[Written instruction]: Extract the items from the start through the line containing "page-title: Seguro de", and reproduce each line verbatim.

Part of a data file
[start]
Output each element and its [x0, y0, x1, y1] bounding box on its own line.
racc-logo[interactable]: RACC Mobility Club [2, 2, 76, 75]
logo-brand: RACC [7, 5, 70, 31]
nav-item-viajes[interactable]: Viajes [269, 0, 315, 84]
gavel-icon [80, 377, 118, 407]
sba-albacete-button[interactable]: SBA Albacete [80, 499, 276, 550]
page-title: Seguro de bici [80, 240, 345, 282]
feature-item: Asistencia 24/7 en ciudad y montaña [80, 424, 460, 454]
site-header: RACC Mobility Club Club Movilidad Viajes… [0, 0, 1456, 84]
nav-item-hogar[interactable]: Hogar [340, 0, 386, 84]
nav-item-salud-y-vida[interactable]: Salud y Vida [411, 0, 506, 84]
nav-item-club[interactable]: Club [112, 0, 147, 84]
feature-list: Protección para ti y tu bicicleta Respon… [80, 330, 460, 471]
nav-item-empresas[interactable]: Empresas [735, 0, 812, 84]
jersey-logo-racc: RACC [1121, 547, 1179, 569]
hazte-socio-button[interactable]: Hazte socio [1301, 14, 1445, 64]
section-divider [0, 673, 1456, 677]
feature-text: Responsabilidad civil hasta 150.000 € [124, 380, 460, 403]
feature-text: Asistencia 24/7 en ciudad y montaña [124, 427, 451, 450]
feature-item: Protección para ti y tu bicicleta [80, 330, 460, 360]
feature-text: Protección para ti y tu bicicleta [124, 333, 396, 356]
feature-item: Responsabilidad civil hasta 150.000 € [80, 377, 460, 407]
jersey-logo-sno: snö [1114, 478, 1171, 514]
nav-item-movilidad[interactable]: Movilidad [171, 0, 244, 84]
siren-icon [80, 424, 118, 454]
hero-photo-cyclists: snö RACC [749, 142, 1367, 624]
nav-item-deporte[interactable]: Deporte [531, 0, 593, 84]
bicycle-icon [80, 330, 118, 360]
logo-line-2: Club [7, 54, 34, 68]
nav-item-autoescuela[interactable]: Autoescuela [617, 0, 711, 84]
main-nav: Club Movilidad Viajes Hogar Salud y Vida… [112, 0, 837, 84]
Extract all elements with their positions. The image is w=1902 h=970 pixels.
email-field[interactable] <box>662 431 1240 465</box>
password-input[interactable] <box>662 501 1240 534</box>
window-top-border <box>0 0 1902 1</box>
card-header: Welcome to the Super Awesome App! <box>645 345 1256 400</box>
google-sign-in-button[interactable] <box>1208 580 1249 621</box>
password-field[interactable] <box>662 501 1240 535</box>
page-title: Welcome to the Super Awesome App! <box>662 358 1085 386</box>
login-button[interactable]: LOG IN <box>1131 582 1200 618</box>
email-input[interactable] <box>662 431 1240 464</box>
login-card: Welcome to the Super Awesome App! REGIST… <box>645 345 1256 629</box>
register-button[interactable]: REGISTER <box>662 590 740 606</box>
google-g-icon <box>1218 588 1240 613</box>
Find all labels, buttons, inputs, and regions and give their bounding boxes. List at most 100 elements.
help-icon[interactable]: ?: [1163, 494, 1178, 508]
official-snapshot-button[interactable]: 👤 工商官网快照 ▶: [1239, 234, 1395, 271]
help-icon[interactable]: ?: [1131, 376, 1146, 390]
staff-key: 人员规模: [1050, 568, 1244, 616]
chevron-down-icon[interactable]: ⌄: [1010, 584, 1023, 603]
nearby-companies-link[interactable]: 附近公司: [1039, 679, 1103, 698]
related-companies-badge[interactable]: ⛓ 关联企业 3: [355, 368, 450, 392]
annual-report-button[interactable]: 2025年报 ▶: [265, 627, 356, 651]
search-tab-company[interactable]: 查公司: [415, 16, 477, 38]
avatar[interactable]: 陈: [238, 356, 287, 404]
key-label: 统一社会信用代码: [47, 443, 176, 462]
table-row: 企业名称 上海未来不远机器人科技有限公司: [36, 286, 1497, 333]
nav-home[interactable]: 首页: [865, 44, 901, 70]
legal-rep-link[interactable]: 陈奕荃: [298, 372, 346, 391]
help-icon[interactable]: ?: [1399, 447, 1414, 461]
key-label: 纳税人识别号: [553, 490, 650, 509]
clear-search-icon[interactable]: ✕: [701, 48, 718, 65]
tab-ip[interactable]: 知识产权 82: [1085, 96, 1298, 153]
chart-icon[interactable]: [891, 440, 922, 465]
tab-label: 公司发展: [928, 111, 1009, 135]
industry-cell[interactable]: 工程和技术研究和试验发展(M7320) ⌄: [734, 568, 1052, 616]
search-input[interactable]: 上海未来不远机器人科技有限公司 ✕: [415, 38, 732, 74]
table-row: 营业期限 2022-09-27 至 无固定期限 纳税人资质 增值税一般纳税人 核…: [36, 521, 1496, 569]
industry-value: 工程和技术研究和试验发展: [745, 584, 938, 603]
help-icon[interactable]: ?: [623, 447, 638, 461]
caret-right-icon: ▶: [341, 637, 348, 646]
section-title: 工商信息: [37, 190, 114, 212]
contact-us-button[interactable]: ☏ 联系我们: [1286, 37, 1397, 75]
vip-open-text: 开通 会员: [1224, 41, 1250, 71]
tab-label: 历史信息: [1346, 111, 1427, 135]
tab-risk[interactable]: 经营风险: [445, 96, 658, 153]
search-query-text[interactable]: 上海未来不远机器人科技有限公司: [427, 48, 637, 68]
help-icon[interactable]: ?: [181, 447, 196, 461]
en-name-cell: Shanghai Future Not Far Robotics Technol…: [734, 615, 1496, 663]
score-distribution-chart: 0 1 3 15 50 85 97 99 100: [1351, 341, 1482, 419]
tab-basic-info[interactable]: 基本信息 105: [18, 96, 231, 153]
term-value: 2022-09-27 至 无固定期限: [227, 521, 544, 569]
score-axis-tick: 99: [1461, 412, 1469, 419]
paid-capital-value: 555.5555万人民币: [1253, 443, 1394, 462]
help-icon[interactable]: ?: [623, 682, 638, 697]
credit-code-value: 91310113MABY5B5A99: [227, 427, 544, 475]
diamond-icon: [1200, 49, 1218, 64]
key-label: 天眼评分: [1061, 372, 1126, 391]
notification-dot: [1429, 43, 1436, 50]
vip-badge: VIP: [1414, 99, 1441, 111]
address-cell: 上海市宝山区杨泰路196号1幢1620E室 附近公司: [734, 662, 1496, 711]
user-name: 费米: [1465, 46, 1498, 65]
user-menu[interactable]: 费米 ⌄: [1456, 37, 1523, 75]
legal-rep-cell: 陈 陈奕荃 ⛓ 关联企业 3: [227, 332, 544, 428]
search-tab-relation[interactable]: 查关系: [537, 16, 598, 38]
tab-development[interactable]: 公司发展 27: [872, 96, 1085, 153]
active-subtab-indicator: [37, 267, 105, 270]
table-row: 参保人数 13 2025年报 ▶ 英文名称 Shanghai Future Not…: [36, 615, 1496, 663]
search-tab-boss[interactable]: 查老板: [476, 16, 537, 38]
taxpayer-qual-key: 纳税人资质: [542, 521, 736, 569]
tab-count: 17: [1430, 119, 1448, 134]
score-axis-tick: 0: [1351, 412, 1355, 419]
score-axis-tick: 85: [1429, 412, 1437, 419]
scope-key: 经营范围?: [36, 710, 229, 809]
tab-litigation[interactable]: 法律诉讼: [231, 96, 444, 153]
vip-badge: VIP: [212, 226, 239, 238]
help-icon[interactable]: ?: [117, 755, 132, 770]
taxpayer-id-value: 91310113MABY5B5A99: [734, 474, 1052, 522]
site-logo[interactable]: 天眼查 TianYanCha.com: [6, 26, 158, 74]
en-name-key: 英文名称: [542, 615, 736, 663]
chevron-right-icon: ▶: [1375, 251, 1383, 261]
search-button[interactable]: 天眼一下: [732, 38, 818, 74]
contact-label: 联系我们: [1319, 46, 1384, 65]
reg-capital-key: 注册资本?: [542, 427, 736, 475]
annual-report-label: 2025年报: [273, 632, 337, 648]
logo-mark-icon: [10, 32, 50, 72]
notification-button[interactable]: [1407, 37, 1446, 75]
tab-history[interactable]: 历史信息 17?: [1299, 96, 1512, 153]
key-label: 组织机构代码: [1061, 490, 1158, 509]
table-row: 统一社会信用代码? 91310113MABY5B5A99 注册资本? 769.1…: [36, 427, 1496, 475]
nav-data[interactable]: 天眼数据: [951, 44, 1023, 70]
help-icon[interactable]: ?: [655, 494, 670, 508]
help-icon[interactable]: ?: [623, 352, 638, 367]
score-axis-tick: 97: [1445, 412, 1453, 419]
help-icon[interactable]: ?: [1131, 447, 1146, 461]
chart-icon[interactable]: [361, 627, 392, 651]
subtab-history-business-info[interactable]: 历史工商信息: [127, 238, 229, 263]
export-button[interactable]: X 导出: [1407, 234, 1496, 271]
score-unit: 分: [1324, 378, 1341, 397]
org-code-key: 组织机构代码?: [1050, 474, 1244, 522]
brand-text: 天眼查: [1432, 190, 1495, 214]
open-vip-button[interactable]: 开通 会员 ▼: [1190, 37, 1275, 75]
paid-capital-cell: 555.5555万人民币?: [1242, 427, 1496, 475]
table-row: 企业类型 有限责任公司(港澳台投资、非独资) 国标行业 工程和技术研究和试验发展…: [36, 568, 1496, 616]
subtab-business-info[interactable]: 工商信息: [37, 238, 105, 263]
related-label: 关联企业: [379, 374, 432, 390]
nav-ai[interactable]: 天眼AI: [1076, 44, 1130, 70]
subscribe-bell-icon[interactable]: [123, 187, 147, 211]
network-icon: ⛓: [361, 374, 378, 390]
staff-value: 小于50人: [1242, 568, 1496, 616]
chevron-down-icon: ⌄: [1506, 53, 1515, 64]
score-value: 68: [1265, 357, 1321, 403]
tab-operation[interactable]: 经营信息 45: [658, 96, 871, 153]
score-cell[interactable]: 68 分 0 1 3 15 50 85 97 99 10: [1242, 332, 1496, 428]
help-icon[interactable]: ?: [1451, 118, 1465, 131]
[end]
[Final answer]:
Output each element and its [x0, y0, x1, y1] bounding box on its own line.
racc-logo[interactable]: RACC Mobility Club [2, 2, 76, 75]
logo-brand: RACC [7, 5, 70, 31]
nav-item-viajes[interactable]: Viajes [269, 0, 315, 84]
gavel-icon [80, 377, 118, 407]
sba-albacete-button[interactable]: SBA Albacete [80, 499, 276, 550]
page-title: Seguro de bici [80, 240, 345, 282]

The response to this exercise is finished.